# Problem description
Copy the data below exactly.

Figure content listings:
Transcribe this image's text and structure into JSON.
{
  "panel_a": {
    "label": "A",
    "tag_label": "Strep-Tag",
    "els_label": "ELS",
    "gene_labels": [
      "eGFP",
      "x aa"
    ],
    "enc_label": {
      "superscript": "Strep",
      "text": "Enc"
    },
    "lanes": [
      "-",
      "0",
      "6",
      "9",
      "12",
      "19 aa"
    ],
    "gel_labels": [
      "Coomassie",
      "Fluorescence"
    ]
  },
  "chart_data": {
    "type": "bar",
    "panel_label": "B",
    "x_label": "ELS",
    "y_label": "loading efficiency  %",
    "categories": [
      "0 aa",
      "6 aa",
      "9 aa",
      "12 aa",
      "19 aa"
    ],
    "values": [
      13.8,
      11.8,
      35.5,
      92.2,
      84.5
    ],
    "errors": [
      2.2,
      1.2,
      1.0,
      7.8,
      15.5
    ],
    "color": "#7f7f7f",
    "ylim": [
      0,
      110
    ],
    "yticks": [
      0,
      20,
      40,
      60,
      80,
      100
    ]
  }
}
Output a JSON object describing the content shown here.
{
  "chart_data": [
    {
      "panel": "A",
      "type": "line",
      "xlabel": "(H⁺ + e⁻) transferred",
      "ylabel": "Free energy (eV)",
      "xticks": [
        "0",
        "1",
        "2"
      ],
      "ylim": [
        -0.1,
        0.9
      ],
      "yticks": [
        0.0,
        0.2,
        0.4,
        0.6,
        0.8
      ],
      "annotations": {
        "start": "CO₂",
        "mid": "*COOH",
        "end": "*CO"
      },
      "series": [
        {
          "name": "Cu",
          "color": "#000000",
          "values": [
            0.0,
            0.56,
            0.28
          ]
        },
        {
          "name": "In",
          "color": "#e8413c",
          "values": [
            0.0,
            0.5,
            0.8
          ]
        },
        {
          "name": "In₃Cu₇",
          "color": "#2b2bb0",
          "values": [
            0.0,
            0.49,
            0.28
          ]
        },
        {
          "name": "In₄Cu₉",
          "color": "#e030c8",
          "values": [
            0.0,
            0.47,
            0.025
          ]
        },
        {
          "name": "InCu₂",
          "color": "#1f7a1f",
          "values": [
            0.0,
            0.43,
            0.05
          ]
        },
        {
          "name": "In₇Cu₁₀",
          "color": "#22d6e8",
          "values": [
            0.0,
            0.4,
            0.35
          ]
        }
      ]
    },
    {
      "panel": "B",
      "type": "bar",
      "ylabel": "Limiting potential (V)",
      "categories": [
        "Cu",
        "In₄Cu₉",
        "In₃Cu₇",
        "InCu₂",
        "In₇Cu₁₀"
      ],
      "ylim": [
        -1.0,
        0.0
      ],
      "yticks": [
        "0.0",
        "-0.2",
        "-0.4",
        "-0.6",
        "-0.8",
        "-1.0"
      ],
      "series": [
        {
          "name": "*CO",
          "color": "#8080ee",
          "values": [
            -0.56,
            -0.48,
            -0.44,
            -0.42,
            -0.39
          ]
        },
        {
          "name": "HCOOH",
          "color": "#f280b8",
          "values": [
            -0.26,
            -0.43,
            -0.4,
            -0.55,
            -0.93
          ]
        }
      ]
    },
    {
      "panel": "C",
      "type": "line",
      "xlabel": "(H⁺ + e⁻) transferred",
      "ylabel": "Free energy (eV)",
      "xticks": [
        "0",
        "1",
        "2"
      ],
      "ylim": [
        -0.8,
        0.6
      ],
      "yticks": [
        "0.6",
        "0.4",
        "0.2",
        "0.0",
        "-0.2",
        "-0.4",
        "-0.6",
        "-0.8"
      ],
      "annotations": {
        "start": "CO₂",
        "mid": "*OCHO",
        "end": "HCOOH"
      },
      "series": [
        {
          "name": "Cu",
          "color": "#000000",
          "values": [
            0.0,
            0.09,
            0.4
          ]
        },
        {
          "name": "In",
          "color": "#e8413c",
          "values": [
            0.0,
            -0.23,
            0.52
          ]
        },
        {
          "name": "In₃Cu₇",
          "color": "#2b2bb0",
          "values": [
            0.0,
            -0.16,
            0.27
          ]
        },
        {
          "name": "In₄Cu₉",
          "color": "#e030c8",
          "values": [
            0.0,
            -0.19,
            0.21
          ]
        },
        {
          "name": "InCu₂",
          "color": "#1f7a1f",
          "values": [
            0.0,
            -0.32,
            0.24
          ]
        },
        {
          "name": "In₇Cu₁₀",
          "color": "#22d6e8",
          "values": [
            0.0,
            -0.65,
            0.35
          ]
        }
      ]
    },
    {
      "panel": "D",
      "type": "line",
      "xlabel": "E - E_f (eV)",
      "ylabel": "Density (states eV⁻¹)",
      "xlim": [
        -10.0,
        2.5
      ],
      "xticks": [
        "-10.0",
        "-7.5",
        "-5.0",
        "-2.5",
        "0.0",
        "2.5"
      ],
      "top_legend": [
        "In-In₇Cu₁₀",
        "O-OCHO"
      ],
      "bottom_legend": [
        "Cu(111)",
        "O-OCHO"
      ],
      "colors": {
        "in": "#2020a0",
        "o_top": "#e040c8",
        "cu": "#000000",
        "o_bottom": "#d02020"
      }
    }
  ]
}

# Answer to the problem
Transcribe this image's text and structure into JSON.
{
  "panel_a": {
    "label": "A",
    "tag_label": "Strep-Tag",
    "els_label": "ELS",
    "gene_labels": [
      "eGFP",
      "x aa"
    ],
    "enc_label": {
      "superscript": "Strep",
      "text": "Enc"
    },
    "lanes": [
      "-",
      "0",
      "6",
      "9",
      "12",
      "19 aa"
    ],
    "gel_labels": [
      "Coomassie",
      "Fluorescence"
    ]
  },
  "chart_data": {
    "type": "bar",
    "panel_label": "B",
    "x_label": "ELS",
    "y_label": "loading efficiency  %",
    "categories": [
      "0 aa",
      "6 aa",
      "9 aa",
      "12 aa",
      "19 aa"
    ],
    "values": [
      13.8,
      11.8,
      35.5,
      92.2,
      84.5
    ],
    "errors": [
      2.2,
      1.2,
      1.0,
      7.8,
      15.5
    ],
    "color": "#7f7f7f",
    "ylim": [
      0,
      110
    ],
    "yticks": [
      0,
      20,
      40,
      60,
      80,
      100
    ]
  }
}
Output a JSON object describing the content shown here.
{
  "chart_data": [
    {
      "panel": "A",
      "type": "line",
      "xlabel": "(H⁺ + e⁻) transferred",
      "ylabel": "Free energy (eV)",
      "xticks": [
        "0",
        "1",
        "2"
      ],
      "ylim": [
        -0.1,
        0.9
      ],
      "yticks": [
        0.0,
        0.2,
        0.4,
        0.6,
        0.8
      ],
      "annotations": {
        "start": "CO₂",
        "mid": "*COOH",
        "end": "*CO"
      },
      "series": [
        {
          "name": "Cu",
          "color": "#000000",
          "values": [
            0.0,
            0.56,
            0.28
          ]
        },
        {
          "name": "In",
          "color": "#e8413c",
          "values": [
            0.0,
            0.5,
            0.8
          ]
        },
        {
          "name": "In₃Cu₇",
          "color": "#2b2bb0",
          "values": [
            0.0,
            0.49,
            0.28
          ]
        },
        {
          "name": "In₄Cu₉",
          "color": "#e030c8",
          "values": [
            0.0,
            0.47,
            0.025
          ]
        },
        {
          "name": "InCu₂",
          "color": "#1f7a1f",
          "values": [
            0.0,
            0.43,
            0.05
          ]
        },
        {
          "name": "In₇Cu₁₀",
          "color": "#22d6e8",
          "values": [
            0.0,
            0.4,
            0.35
          ]
        }
      ]
    },
    {
      "panel": "B",
      "type": "bar",
      "ylabel": "Limiting potential (V)",
      "categories": [
        "Cu",
        "In₄Cu₉",
        "In₃Cu₇",
        "InCu₂",
        "In₇Cu₁₀"
      ],
      "ylim": [
        -1.0,
        0.0
      ],
      "yticks": [
        "0.0",
        "-0.2",
        "-0.4",
        "-0.6",
        "-0.8",
        "-1.0"
      ],
      "series": [
        {
          "name": "*CO",
          "color": "#8080ee",
          "values": [
            -0.56,
            -0.48,
            -0.44,
            -0.42,
            -0.39
          ]
        },
        {
          "name": "HCOOH",
          "color": "#f280b8",
          "values": [
            -0.26,
            -0.43,
            -0.4,
            -0.55,
            -0.93
          ]
        }
      ]
    },
    {
      "panel": "C",
      "type": "line",
      "xlabel": "(H⁺ + e⁻) transferred",
      "ylabel": "Free energy (eV)",
      "xticks": [
        "0",
        "1",
        "2"
      ],
      "ylim": [
        -0.8,
        0.6
      ],
      "yticks": [
        "0.6",
        "0.4",
        "0.2",
        "0.0",
        "-0.2",
        "-0.4",
        "-0.6",
        "-0.8"
      ],
      "annotations": {
        "start": "CO₂",
        "mid": "*OCHO",
        "end": "HCOOH"
      },
      "series": [
        {
          "name": "Cu",
          "color": "#000000",
          "values": [
            0.0,
            0.09,
            0.4
          ]
        },
        {
          "name": "In",
          "color": "#e8413c",
          "values": [
            0.0,
            -0.23,
            0.52
          ]
        },
        {
          "name": "In₃Cu₇",
          "color": "#2b2bb0",
          "values": [
            0.0,
            -0.16,
            0.27
          ]
        },
        {
          "name": "In₄Cu₉",
          "color": "#e030c8",
          "values": [
            0.0,
            -0.19,
            0.21
          ]
        },
        {
          "name": "InCu₂",
          "color": "#1f7a1f",
          "values": [
            0.0,
            -0.32,
            0.24
          ]
        },
        {
          "name": "In₇Cu₁₀",
          "color": "#22d6e8",
          "values": [
            0.0,
            -0.65,
            0.35
          ]
        }
      ]
    },
    {
      "panel": "D",
      "type": "line",
      "xlabel": "E - E_f (eV)",
      "ylabel": "Density (states eV⁻¹)",
      "xlim": [
        -10.0,
        2.5
      ],
      "xticks": [
        "-10.0",
        "-7.5",
        "-5.0",
        "-2.5",
        "0.0",
        "2.5"
      ],
      "top_legend": [
        "In-In₇Cu₁₀",
        "O-OCHO"
      ],
      "bottom_legend": [
        "Cu(111)",
        "O-OCHO"
      ],
      "colors": {
        "in": "#2020a0",
        "o_top": "#e040c8",
        "cu": "#000000",
        "o_bottom": "#d02020"
      }
    }
  ]
}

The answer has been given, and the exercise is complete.